##### RECORDED DATA
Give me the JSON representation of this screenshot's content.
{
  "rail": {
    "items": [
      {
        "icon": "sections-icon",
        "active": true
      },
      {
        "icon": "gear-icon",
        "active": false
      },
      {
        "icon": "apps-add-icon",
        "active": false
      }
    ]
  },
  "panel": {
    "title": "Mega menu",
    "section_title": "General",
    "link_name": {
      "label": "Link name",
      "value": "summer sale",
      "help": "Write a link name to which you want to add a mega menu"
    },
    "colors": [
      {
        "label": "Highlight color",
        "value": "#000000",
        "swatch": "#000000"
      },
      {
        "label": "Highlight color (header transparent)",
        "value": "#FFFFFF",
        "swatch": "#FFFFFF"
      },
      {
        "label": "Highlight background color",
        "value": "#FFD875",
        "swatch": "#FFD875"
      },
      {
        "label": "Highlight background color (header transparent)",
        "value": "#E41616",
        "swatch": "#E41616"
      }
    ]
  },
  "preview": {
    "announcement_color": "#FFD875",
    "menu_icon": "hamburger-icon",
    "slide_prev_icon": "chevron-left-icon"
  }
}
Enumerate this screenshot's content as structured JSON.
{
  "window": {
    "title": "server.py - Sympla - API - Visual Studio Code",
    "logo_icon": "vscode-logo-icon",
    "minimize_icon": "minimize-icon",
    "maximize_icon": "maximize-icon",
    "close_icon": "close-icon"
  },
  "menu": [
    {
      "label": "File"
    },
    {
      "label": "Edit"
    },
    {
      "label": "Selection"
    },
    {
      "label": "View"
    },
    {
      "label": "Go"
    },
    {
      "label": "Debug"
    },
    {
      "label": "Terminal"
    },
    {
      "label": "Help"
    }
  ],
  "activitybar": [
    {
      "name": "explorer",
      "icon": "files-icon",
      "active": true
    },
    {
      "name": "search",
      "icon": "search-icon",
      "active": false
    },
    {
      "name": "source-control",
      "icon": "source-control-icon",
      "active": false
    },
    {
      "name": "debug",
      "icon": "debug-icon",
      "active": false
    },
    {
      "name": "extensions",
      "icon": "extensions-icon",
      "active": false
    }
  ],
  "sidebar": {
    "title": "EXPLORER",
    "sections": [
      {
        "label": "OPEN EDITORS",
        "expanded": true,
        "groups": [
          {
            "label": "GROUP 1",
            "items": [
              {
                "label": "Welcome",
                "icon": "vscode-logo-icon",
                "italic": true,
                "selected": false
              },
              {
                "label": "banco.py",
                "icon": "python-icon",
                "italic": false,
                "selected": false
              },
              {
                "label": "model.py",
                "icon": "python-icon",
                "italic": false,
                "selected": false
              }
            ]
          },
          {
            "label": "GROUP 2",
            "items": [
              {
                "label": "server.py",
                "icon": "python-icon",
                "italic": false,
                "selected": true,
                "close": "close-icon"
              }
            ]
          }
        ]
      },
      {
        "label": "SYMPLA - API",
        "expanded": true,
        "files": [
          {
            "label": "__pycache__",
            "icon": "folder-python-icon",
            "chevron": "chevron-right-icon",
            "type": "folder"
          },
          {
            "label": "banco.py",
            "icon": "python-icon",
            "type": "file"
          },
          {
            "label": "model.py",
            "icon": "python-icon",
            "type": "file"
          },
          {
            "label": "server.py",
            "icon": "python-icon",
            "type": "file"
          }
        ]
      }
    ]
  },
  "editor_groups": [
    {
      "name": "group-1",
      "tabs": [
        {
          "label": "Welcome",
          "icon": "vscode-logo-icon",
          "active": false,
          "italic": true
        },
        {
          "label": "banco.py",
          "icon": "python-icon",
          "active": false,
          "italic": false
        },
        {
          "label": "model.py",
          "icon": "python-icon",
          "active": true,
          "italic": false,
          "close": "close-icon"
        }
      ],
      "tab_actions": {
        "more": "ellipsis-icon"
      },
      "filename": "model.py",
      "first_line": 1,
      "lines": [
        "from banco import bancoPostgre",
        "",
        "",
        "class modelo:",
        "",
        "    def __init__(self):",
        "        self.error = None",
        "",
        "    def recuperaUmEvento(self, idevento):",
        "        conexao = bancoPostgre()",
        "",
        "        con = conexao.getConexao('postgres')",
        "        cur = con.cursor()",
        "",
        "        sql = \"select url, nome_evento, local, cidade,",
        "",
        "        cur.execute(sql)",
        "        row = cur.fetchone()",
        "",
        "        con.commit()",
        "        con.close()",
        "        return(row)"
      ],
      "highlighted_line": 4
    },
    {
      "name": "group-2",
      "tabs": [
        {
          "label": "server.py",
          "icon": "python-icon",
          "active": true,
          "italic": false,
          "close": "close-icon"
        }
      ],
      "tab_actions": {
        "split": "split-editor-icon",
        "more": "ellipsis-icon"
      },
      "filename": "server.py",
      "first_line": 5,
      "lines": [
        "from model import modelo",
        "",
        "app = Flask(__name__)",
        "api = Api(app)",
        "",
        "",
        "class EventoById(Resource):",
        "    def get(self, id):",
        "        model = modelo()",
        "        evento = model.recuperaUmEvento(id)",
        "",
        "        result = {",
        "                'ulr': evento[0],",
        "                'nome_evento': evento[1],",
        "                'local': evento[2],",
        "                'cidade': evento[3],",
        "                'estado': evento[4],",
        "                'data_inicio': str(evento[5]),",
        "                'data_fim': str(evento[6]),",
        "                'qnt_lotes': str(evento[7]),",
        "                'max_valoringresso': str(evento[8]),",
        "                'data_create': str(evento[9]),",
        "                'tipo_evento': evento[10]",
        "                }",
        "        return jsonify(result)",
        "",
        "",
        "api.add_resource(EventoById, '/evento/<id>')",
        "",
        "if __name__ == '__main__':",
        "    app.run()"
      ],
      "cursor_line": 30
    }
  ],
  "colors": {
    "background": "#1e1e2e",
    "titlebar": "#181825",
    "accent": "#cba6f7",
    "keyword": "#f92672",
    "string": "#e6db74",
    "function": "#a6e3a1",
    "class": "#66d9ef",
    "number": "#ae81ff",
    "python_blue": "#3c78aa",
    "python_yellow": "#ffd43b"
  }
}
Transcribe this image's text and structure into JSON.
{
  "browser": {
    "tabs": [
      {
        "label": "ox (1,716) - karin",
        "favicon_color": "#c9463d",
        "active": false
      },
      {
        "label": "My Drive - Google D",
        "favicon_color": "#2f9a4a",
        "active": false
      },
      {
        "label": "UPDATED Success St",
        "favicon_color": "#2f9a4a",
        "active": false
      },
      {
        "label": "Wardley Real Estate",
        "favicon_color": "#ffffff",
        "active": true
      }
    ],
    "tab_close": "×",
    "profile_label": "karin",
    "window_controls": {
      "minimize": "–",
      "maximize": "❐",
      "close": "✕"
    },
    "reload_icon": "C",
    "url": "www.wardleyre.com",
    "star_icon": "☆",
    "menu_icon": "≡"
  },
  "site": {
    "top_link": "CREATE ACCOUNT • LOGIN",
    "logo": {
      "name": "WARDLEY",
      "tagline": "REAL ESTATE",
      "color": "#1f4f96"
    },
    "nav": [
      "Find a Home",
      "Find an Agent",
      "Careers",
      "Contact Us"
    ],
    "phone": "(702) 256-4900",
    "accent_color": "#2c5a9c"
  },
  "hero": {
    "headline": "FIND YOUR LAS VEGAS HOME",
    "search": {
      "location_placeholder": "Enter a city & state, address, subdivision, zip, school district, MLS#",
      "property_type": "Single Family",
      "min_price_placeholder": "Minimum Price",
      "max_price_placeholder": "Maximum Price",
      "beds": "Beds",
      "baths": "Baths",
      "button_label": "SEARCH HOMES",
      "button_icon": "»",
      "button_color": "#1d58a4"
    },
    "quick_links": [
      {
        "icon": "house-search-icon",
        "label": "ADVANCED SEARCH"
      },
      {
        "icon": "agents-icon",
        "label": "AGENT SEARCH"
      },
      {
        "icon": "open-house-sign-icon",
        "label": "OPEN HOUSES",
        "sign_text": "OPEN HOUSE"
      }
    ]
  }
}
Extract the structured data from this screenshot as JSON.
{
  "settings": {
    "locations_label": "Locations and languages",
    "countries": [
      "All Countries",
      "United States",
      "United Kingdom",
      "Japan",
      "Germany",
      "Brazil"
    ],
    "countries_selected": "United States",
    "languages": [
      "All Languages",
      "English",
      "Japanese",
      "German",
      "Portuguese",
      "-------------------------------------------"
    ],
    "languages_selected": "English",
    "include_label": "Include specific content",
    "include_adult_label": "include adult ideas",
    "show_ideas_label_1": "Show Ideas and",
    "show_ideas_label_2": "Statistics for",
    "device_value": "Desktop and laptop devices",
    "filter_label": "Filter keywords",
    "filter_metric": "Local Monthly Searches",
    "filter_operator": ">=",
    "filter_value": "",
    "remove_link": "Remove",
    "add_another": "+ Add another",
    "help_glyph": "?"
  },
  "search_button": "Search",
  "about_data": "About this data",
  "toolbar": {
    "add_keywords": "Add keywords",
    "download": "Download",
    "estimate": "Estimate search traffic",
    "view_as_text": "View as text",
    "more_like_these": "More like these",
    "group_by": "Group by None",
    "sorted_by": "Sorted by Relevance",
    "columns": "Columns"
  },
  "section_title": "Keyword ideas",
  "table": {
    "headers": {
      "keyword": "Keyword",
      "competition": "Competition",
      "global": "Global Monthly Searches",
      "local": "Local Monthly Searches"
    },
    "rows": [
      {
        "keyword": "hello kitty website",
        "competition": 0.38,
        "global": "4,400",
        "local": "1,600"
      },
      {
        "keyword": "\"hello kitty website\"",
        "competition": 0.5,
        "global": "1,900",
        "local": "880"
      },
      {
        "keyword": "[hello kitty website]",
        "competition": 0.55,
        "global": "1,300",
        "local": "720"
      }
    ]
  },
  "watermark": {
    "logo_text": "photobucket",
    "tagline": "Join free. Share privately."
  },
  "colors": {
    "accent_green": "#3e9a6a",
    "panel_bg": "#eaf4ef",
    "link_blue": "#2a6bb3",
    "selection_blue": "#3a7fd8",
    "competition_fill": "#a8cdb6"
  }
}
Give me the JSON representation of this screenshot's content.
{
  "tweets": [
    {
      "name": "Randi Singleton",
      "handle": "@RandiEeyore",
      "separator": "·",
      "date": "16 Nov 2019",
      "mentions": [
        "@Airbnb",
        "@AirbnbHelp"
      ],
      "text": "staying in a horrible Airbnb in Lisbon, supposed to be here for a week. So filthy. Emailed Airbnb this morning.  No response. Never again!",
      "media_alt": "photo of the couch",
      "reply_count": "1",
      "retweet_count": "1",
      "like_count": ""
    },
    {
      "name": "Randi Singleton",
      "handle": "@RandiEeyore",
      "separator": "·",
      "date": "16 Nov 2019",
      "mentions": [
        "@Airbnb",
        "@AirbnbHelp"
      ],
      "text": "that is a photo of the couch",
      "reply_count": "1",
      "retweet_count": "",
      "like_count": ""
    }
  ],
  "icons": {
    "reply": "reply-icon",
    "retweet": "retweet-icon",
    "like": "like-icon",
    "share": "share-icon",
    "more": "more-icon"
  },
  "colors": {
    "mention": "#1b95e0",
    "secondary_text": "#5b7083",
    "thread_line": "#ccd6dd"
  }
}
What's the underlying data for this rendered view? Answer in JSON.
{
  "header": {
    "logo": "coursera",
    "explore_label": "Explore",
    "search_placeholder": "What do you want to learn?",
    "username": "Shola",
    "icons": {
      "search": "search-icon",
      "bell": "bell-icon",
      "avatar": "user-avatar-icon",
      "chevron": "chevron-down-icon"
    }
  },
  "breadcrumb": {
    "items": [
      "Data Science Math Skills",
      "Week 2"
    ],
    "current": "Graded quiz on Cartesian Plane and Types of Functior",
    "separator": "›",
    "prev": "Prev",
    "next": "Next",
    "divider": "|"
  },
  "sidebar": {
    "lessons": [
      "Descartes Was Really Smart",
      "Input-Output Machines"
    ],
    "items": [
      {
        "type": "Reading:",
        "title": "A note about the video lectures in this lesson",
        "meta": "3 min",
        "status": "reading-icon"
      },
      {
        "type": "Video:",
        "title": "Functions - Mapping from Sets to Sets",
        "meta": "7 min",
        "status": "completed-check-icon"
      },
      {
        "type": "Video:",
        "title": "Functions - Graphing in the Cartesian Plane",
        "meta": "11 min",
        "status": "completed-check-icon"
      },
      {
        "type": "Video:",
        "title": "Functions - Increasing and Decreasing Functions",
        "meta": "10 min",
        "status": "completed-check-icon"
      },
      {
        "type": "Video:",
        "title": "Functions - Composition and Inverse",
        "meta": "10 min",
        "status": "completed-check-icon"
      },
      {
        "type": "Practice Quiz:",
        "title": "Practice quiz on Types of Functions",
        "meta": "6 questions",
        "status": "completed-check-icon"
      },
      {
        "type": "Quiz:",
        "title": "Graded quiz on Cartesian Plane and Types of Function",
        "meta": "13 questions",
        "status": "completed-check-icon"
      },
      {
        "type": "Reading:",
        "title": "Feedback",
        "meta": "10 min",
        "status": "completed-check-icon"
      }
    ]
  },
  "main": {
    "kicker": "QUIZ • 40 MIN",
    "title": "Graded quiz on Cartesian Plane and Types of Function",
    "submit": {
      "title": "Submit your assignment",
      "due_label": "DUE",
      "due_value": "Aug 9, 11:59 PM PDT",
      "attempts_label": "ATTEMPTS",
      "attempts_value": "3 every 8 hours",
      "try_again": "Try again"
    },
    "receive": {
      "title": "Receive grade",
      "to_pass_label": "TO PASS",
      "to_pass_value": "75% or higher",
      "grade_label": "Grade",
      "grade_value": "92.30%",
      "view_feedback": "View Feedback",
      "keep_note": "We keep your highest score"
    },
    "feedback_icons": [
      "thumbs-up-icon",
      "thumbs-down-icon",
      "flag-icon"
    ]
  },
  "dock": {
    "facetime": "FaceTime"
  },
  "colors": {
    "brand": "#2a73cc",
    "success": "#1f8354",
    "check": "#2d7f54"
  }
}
##########
● **WHAT THE TASK REQUIRES**: Of all the lines above, how many contain the word "None"? Give the number and nothing else.

● **WRITTEN ANSWER**: 2